[Records contained in a dataset]
----------
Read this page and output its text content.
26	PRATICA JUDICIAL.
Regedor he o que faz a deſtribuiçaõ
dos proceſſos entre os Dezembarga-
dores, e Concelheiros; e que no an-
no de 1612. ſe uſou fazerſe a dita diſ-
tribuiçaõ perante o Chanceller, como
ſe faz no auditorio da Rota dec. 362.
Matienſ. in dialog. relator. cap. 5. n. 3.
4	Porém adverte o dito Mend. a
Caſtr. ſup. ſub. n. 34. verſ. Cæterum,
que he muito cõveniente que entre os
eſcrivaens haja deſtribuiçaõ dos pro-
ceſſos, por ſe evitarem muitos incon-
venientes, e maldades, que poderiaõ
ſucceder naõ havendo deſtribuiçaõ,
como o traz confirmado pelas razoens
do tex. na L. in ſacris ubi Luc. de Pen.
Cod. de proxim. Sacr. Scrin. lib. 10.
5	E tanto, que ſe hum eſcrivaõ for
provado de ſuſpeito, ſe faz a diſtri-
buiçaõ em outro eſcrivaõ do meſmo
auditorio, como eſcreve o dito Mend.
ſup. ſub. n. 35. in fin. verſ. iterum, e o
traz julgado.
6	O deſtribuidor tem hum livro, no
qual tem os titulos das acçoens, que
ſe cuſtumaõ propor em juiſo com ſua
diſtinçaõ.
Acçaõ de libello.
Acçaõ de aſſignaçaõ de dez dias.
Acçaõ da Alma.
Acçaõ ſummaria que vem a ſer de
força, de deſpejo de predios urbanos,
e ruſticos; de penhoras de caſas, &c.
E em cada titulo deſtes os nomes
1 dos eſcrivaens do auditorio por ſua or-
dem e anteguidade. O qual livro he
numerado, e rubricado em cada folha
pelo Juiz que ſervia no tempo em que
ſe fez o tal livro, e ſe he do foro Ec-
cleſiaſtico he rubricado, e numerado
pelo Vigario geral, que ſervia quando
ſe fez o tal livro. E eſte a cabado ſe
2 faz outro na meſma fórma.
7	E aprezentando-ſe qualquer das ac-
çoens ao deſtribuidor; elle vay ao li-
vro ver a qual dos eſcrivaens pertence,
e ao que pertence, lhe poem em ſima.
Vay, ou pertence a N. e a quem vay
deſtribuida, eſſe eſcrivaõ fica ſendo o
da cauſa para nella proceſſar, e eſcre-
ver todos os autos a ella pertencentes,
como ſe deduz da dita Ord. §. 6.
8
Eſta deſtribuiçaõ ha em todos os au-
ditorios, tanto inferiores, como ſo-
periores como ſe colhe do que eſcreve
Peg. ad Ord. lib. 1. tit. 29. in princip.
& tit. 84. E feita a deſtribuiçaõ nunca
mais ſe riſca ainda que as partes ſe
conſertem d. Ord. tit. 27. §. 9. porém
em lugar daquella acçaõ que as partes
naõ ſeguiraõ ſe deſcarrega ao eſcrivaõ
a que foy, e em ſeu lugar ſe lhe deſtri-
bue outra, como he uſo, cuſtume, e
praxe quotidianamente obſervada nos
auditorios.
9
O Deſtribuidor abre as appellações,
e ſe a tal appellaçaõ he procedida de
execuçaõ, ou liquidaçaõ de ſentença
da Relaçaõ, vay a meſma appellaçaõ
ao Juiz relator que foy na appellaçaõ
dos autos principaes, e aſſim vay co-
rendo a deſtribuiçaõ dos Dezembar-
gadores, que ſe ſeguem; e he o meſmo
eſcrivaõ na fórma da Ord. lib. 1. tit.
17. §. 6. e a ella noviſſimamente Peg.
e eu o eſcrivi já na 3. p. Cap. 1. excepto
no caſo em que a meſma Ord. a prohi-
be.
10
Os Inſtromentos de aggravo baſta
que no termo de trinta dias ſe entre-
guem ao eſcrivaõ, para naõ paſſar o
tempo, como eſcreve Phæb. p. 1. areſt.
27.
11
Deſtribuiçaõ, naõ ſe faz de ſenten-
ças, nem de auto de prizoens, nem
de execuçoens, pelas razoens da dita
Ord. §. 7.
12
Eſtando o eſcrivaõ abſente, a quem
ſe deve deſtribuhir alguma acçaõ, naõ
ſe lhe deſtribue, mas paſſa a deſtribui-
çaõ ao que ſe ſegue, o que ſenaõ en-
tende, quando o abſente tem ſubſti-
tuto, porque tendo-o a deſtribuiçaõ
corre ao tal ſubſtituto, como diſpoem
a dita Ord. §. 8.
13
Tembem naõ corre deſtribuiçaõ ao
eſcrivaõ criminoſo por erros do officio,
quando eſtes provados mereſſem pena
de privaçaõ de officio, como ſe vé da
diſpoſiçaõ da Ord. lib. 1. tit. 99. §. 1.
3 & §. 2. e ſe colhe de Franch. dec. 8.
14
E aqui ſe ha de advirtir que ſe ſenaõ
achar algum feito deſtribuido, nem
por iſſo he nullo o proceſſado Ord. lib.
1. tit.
----------
Reproduce the material above exactly; please quote every line of it.

Read this page and output its text content.
26	PRATICA JUDICIAL.
Regedor he o que faz a deſtribuiçaõ
dos proceſſos entre os Dezembarga-
dores, e Concelheiros; e que no an-
no de 1612. ſe uſou fazerſe a dita diſ-
tribuiçaõ perante o Chanceller, como
ſe faz no auditorio da Rota dec. 362.
Matienſ. in dialog. relator. cap. 5. n. 3.
4	Porém adverte o dito Mend. a
Caſtr. ſup. ſub. n. 34. verſ. Cæterum,
que he muito cõveniente que entre os
eſcrivaens haja deſtribuiçaõ dos pro-
ceſſos, por ſe evitarem muitos incon-
venientes, e maldades, que poderiaõ
ſucceder naõ havendo deſtribuiçaõ,
como o traz confirmado pelas razoens
do tex. na L. in ſacris ubi Luc. de Pen.
Cod. de proxim. Sacr. Scrin. lib. 10.
5	E tanto, que ſe hum eſcrivaõ for
provado de ſuſpeito, ſe faz a diſtri-
buiçaõ em outro eſcrivaõ do meſmo
auditorio, como eſcreve o dito Mend.
ſup. ſub. n. 35. in fin. verſ. iterum, e o
traz julgado.
6	O deſtribuidor tem hum livro, no
qual tem os titulos das acçoens, que
ſe cuſtumaõ propor em juiſo com ſua
diſtinçaõ.
Acçaõ de libello.
Acçaõ de aſſignaçaõ de dez dias.
Acçaõ da Alma.
Acçaõ ſummaria que vem a ſer de
força, de deſpejo de predios urbanos,
e ruſticos; de penhoras de caſas, &c.
E em cada titulo deſtes os nomes
1 dos eſcrivaens do auditorio por ſua or-
dem e anteguidade. O qual livro he
numerado, e rubricado em cada folha
pelo Juiz que ſervia no tempo em que
ſe fez o tal livro, e ſe he do foro Ec-
cleſiaſtico he rubricado, e numerado
pelo Vigario geral, que ſervia quando
ſe fez o tal livro. E eſte a cabado ſe
2 faz outro na meſma fórma.
7	E aprezentando-ſe qualquer das ac-
çoens ao deſtribuidor; elle vay ao li-
vro ver a qual dos eſcrivaens pertence,
e ao que pertence, lhe poem em ſima.
Vay, ou pertence a N. e a quem vay
deſtribuida, eſſe eſcrivaõ fica ſendo o
da cauſa para nella proceſſar, e eſcre-
ver todos os autos a ella pertencentes,
como ſe deduz da dita Ord. §. 6.
8
Eſta deſtribuiçaõ ha em todos os au-
ditorios, tanto inferiores, como ſo-
periores como ſe colhe do que eſcreve
Peg. ad Ord. lib. 1. tit. 29. in princip.
& tit. 84. E feita a deſtribuiçaõ nunca
mais ſe riſca ainda que as partes ſe
conſertem d. Ord. tit. 27. §. 9. porém
em lugar daquella acçaõ que as partes
naõ ſeguiraõ ſe deſcarrega ao eſcrivaõ
a que foy, e em ſeu lugar ſe lhe deſtri-
bue outra, como he uſo, cuſtume, e
praxe quotidianamente obſervada nos
auditorios.
9
O Deſtribuidor abre as appellações,
e ſe a tal appellaçaõ he procedida de
execuçaõ, ou liquidaçaõ de ſentença
da Relaçaõ, vay a meſma appellaçaõ
ao Juiz relator que foy na appellaçaõ
dos autos principaes, e aſſim vay co-
rendo a deſtribuiçaõ dos Dezembar-
gadores, que ſe ſeguem; e he o meſmo
eſcrivaõ na fórma da Ord. lib. 1. tit.
17. §. 6. e a ella noviſſimamente Peg.
e eu o eſcrivi já na 3. p. Cap. 1. excepto
no caſo em que a meſma Ord. a prohi-
be.
10
Os Inſtromentos de aggravo baſta
que no termo de trinta dias ſe entre-
guem ao eſcrivaõ, para naõ paſſar o
tempo, como eſcreve Phæb. p. 1. areſt.
27.
11
Deſtribuiçaõ, naõ ſe faz de ſenten-
ças, nem de auto de prizoens, nem
de execuçoens, pelas razoens da dita
Ord. §. 7.
12
Eſtando o eſcrivaõ abſente, a quem
ſe deve deſtribuhir alguma acçaõ, naõ
ſe lhe deſtribue, mas paſſa a deſtribui-
çaõ ao que ſe ſegue, o que ſenaõ en-
tende, quando o abſente tem ſubſti-
tuto, porque tendo-o a deſtribuiçaõ
corre ao tal ſubſtituto, como diſpoem
a dita Ord. §. 8.
13
Tembem naõ corre deſtribuiçaõ ao
eſcrivaõ criminoſo por erros do officio,
quando eſtes provados mereſſem pena
de privaçaõ de officio, como ſe vé da
diſpoſiçaõ da Ord. lib. 1. tit. 99. §. 1.
3 & §. 2. e ſe colhe de Franch. dec. 8.
14
E aqui ſe ha de advirtir que ſe ſenaõ
achar algum feito deſtribuido, nem
por iſſo he nullo o proceſſado Ord. lib.
1. tit.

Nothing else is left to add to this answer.